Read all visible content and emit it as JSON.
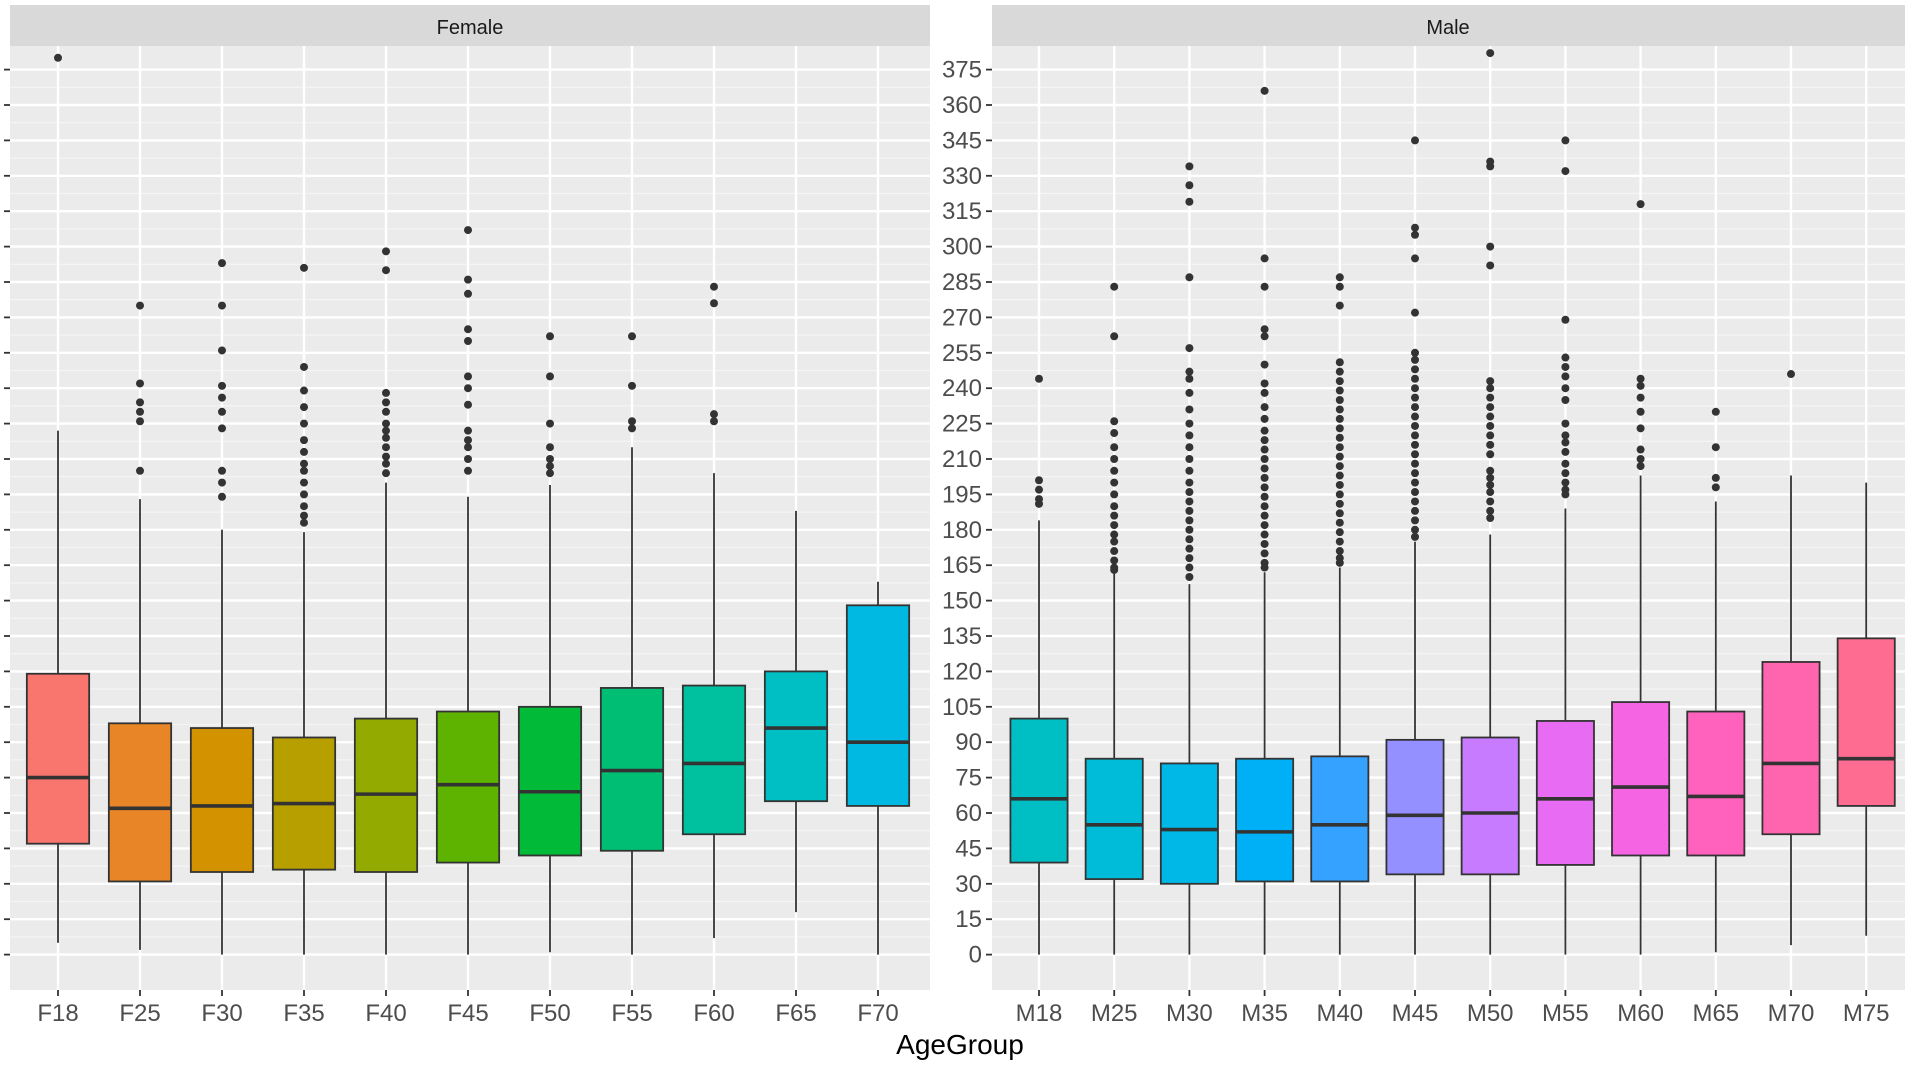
{
  "chart_data": {
    "type": "boxplot",
    "xlabel": "AgeGroup",
    "ylabel": "",
    "ylim": [
      -15,
      385
    ],
    "y_ticks": [
      0,
      15,
      30,
      45,
      60,
      75,
      90,
      105,
      120,
      135,
      150,
      165,
      180,
      195,
      210,
      225,
      240,
      255,
      270,
      285,
      300,
      315,
      330,
      345,
      360,
      375
    ],
    "grid": true,
    "legend": "none",
    "panels": [
      {
        "strip_label": "Female",
        "categories": [
          "F18",
          "F25",
          "F30",
          "F35",
          "F40",
          "F45",
          "F50",
          "F55",
          "F60",
          "F65",
          "F70"
        ],
        "colors": [
          "#F8766D",
          "#E88526",
          "#D39200",
          "#B79F00",
          "#93AA00",
          "#5EB300",
          "#00BA38",
          "#00BF74",
          "#00C19F",
          "#00BFC4",
          "#00B9E3"
        ],
        "boxes": [
          {
            "min": 5,
            "q1": 47,
            "median": 75,
            "q3": 119,
            "max": 222,
            "outliers": [
              380
            ]
          },
          {
            "min": 2,
            "q1": 31,
            "median": 62,
            "q3": 98,
            "max": 193,
            "outliers": [
              275,
              242,
              234,
              230,
              226,
              205
            ]
          },
          {
            "min": 0,
            "q1": 35,
            "median": 63,
            "q3": 96,
            "max": 180,
            "outliers": [
              293,
              275,
              256,
              241,
              236,
              230,
              223,
              205,
              200,
              194
            ]
          },
          {
            "min": 0,
            "q1": 36,
            "median": 64,
            "q3": 92,
            "max": 179,
            "outliers": [
              291,
              249,
              239,
              232,
              225,
              218,
              213,
              208,
              205,
              200,
              195,
              190,
              186,
              183
            ]
          },
          {
            "min": 0,
            "q1": 35,
            "median": 68,
            "q3": 100,
            "max": 200,
            "outliers": [
              298,
              290,
              238,
              234,
              230,
              225,
              222,
              219,
              215,
              211,
              208,
              204
            ]
          },
          {
            "min": 0,
            "q1": 39,
            "median": 72,
            "q3": 103,
            "max": 194,
            "outliers": [
              307,
              286,
              280,
              265,
              260,
              245,
              240,
              233,
              222,
              218,
              215,
              210,
              205
            ]
          },
          {
            "min": 1,
            "q1": 42,
            "median": 69,
            "q3": 105,
            "max": 199,
            "outliers": [
              262,
              245,
              225,
              215,
              210,
              207,
              204
            ]
          },
          {
            "min": 0,
            "q1": 44,
            "median": 78,
            "q3": 113,
            "max": 215,
            "outliers": [
              262,
              241,
              226,
              223
            ]
          },
          {
            "min": 7,
            "q1": 51,
            "median": 81,
            "q3": 114,
            "max": 204,
            "outliers": [
              283,
              276,
              229,
              226
            ]
          },
          {
            "min": 18,
            "q1": 65,
            "median": 96,
            "q3": 120,
            "max": 188,
            "outliers": []
          },
          {
            "min": 0,
            "q1": 63,
            "median": 90,
            "q3": 148,
            "max": 158,
            "outliers": []
          }
        ]
      },
      {
        "strip_label": "Male",
        "categories": [
          "M18",
          "M25",
          "M30",
          "M35",
          "M40",
          "M45",
          "M50",
          "M55",
          "M60",
          "M65",
          "M70",
          "M75"
        ],
        "colors": [
          "#00BFC4",
          "#00BCD8",
          "#00B8E7",
          "#00B0F6",
          "#35A2FF",
          "#9590FF",
          "#C77CFF",
          "#E76BF3",
          "#F564E3",
          "#FF62BC",
          "#FF65AE",
          "#FF6C91"
        ],
        "boxes": [
          {
            "min": 0,
            "q1": 39,
            "median": 66,
            "q3": 100,
            "max": 184,
            "outliers": [
              244,
              201,
              197,
              193,
              191
            ]
          },
          {
            "min": 0,
            "q1": 32,
            "median": 55,
            "q3": 83,
            "max": 162,
            "outliers": [
              283,
              262,
              226,
              221,
              215,
              210,
              205,
              200,
              195,
              190,
              186,
              182,
              178,
              175,
              171,
              167,
              164,
              163
            ]
          },
          {
            "min": 0,
            "q1": 30,
            "median": 53,
            "q3": 81,
            "max": 157,
            "outliers": [
              334,
              326,
              319,
              287,
              257,
              247,
              244,
              238,
              231,
              225,
              220,
              215,
              210,
              205,
              200,
              196,
              192,
              188,
              184,
              180,
              176,
              172,
              168,
              164,
              160
            ]
          },
          {
            "min": 0,
            "q1": 31,
            "median": 52,
            "q3": 83,
            "max": 162,
            "outliers": [
              366,
              295,
              283,
              265,
              262,
              250,
              242,
              238,
              232,
              227,
              222,
              218,
              214,
              210,
              206,
              202,
              198,
              194,
              190,
              186,
              182,
              178,
              174,
              170,
              166,
              164
            ]
          },
          {
            "min": 0,
            "q1": 31,
            "median": 55,
            "q3": 84,
            "max": 164,
            "outliers": [
              287,
              283,
              275,
              251,
              247,
              243,
              239,
              235,
              231,
              227,
              223,
              219,
              215,
              211,
              207,
              203,
              199,
              195,
              191,
              187,
              183,
              179,
              175,
              171,
              168,
              166
            ]
          },
          {
            "min": 0,
            "q1": 34,
            "median": 59,
            "q3": 91,
            "max": 175,
            "outliers": [
              345,
              308,
              305,
              295,
              272,
              255,
              252,
              248,
              244,
              240,
              236,
              232,
              228,
              224,
              220,
              216,
              212,
              208,
              204,
              200,
              196,
              192,
              188,
              184,
              180,
              177
            ]
          },
          {
            "min": 0,
            "q1": 34,
            "median": 60,
            "q3": 92,
            "max": 178,
            "outliers": [
              382,
              336,
              334,
              300,
              292,
              243,
              240,
              236,
              232,
              228,
              224,
              220,
              216,
              212,
              205,
              202,
              199,
              196,
              192,
              188,
              185
            ]
          },
          {
            "min": 0,
            "q1": 38,
            "median": 66,
            "q3": 99,
            "max": 189,
            "outliers": [
              345,
              332,
              269,
              253,
              249,
              245,
              240,
              235,
              225,
              220,
              217,
              213,
              208,
              204,
              200,
              197,
              195
            ]
          },
          {
            "min": 0,
            "q1": 42,
            "median": 71,
            "q3": 107,
            "max": 203,
            "outliers": [
              318,
              244,
              241,
              236,
              230,
              223,
              214,
              210,
              207
            ]
          },
          {
            "min": 1,
            "q1": 42,
            "median": 67,
            "q3": 103,
            "max": 192,
            "outliers": [
              230,
              215,
              202,
              198
            ]
          },
          {
            "min": 4,
            "q1": 51,
            "median": 81,
            "q3": 124,
            "max": 203,
            "outliers": [
              246
            ]
          },
          {
            "min": 8,
            "q1": 63,
            "median": 83,
            "q3": 134,
            "max": 200,
            "outliers": []
          }
        ]
      }
    ]
  }
}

■ Exercise aim ■
Print all of the entries word for word. Omit the pictures they contain.

■ Exercise solution ■
Read all visible content and emit it as JSON.
{
  "chart_data": {
    "type": "boxplot",
    "xlabel": "AgeGroup",
    "ylabel": "",
    "ylim": [
      -15,
      385
    ],
    "y_ticks": [
      0,
      15,
      30,
      45,
      60,
      75,
      90,
      105,
      120,
      135,
      150,
      165,
      180,
      195,
      210,
      225,
      240,
      255,
      270,
      285,
      300,
      315,
      330,
      345,
      360,
      375
    ],
    "grid": true,
    "legend": "none",
    "panels": [
      {
        "strip_label": "Female",
        "categories": [
          "F18",
          "F25",
          "F30",
          "F35",
          "F40",
          "F45",
          "F50",
          "F55",
          "F60",
          "F65",
          "F70"
        ],
        "colors": [
          "#F8766D",
          "#E88526",
          "#D39200",
          "#B79F00",
          "#93AA00",
          "#5EB300",
          "#00BA38",
          "#00BF74",
          "#00C19F",
          "#00BFC4",
          "#00B9E3"
        ],
        "boxes": [
          {
            "min": 5,
            "q1": 47,
            "median": 75,
            "q3": 119,
            "max": 222,
            "outliers": [
              380
            ]
          },
          {
            "min": 2,
            "q1": 31,
            "median": 62,
            "q3": 98,
            "max": 193,
            "outliers": [
              275,
              242,
              234,
              230,
              226,
              205
            ]
          },
          {
            "min": 0,
            "q1": 35,
            "median": 63,
            "q3": 96,
            "max": 180,
            "outliers": [
              293,
              275,
              256,
              241,
              236,
              230,
              223,
              205,
              200,
              194
            ]
          },
          {
            "min": 0,
            "q1": 36,
            "median": 64,
            "q3": 92,
            "max": 179,
            "outliers": [
              291,
              249,
              239,
              232,
              225,
              218,
              213,
              208,
              205,
              200,
              195,
              190,
              186,
              183
            ]
          },
          {
            "min": 0,
            "q1": 35,
            "median": 68,
            "q3": 100,
            "max": 200,
            "outliers": [
              298,
              290,
              238,
              234,
              230,
              225,
              222,
              219,
              215,
              211,
              208,
              204
            ]
          },
          {
            "min": 0,
            "q1": 39,
            "median": 72,
            "q3": 103,
            "max": 194,
            "outliers": [
              307,
              286,
              280,
              265,
              260,
              245,
              240,
              233,
              222,
              218,
              215,
              210,
              205
            ]
          },
          {
            "min": 1,
            "q1": 42,
            "median": 69,
            "q3": 105,
            "max": 199,
            "outliers": [
              262,
              245,
              225,
              215,
              210,
              207,
              204
            ]
          },
          {
            "min": 0,
            "q1": 44,
            "median": 78,
            "q3": 113,
            "max": 215,
            "outliers": [
              262,
              241,
              226,
              223
            ]
          },
          {
            "min": 7,
            "q1": 51,
            "median": 81,
            "q3": 114,
            "max": 204,
            "outliers": [
              283,
              276,
              229,
              226
            ]
          },
          {
            "min": 18,
            "q1": 65,
            "median": 96,
            "q3": 120,
            "max": 188,
            "outliers": []
          },
          {
            "min": 0,
            "q1": 63,
            "median": 90,
            "q3": 148,
            "max": 158,
            "outliers": []
          }
        ]
      },
      {
        "strip_label": "Male",
        "categories": [
          "M18",
          "M25",
          "M30",
          "M35",
          "M40",
          "M45",
          "M50",
          "M55",
          "M60",
          "M65",
          "M70",
          "M75"
        ],
        "colors": [
          "#00BFC4",
          "#00BCD8",
          "#00B8E7",
          "#00B0F6",
          "#35A2FF",
          "#9590FF",
          "#C77CFF",
          "#E76BF3",
          "#F564E3",
          "#FF62BC",
          "#FF65AE",
          "#FF6C91"
        ],
        "boxes": [
          {
            "min": 0,
            "q1": 39,
            "median": 66,
            "q3": 100,
            "max": 184,
            "outliers": [
              244,
              201,
              197,
              193,
              191
            ]
          },
          {
            "min": 0,
            "q1": 32,
            "median": 55,
            "q3": 83,
            "max": 162,
            "outliers": [
              283,
              262,
              226,
              221,
              215,
              210,
              205,
              200,
              195,
              190,
              186,
              182,
              178,
              175,
              171,
              167,
              164,
              163
            ]
          },
          {
            "min": 0,
            "q1": 30,
            "median": 53,
            "q3": 81,
            "max": 157,
            "outliers": [
              334,
              326,
              319,
              287,
              257,
              247,
              244,
              238,
              231,
              225,
              220,
              215,
              210,
              205,
              200,
              196,
              192,
              188,
              184,
              180,
              176,
              172,
              168,
              164,
              160
            ]
          },
          {
            "min": 0,
            "q1": 31,
            "median": 52,
            "q3": 83,
            "max": 162,
            "outliers": [
              366,
              295,
              283,
              265,
              262,
              250,
              242,
              238,
              232,
              227,
              222,
              218,
              214,
              210,
              206,
              202,
              198,
              194,
              190,
              186,
              182,
              178,
              174,
              170,
              166,
              164
            ]
          },
          {
            "min": 0,
            "q1": 31,
            "median": 55,
            "q3": 84,
            "max": 164,
            "outliers": [
              287,
              283,
              275,
              251,
              247,
              243,
              239,
              235,
              231,
              227,
              223,
              219,
              215,
              211,
              207,
              203,
              199,
              195,
              191,
              187,
              183,
              179,
              175,
              171,
              168,
              166
            ]
          },
          {
            "min": 0,
            "q1": 34,
            "median": 59,
            "q3": 91,
            "max": 175,
            "outliers": [
              345,
              308,
              305,
              295,
              272,
              255,
              252,
              248,
              244,
              240,
              236,
              232,
              228,
              224,
              220,
              216,
              212,
              208,
              204,
              200,
              196,
              192,
              188,
              184,
              180,
              177
            ]
          },
          {
            "min": 0,
            "q1": 34,
            "median": 60,
            "q3": 92,
            "max": 178,
            "outliers": [
              382,
              336,
              334,
              300,
              292,
              243,
              240,
              236,
              232,
              228,
              224,
              220,
              216,
              212,
              205,
              202,
              199,
              196,
              192,
              188,
              185
            ]
          },
          {
            "min": 0,
            "q1": 38,
            "median": 66,
            "q3": 99,
            "max": 189,
            "outliers": [
              345,
              332,
              269,
              253,
              249,
              245,
              240,
              235,
              225,
              220,
              217,
              213,
              208,
              204,
              200,
              197,
              195
            ]
          },
          {
            "min": 0,
            "q1": 42,
            "median": 71,
            "q3": 107,
            "max": 203,
            "outliers": [
              318,
              244,
              241,
              236,
              230,
              223,
              214,
              210,
              207
            ]
          },
          {
            "min": 1,
            "q1": 42,
            "median": 67,
            "q3": 103,
            "max": 192,
            "outliers": [
              230,
              215,
              202,
              198
            ]
          },
          {
            "min": 4,
            "q1": 51,
            "median": 81,
            "q3": 124,
            "max": 203,
            "outliers": [
              246
            ]
          },
          {
            "min": 8,
            "q1": 63,
            "median": 83,
            "q3": 134,
            "max": 200,
            "outliers": []
          }
        ]
      }
    ]
  }
}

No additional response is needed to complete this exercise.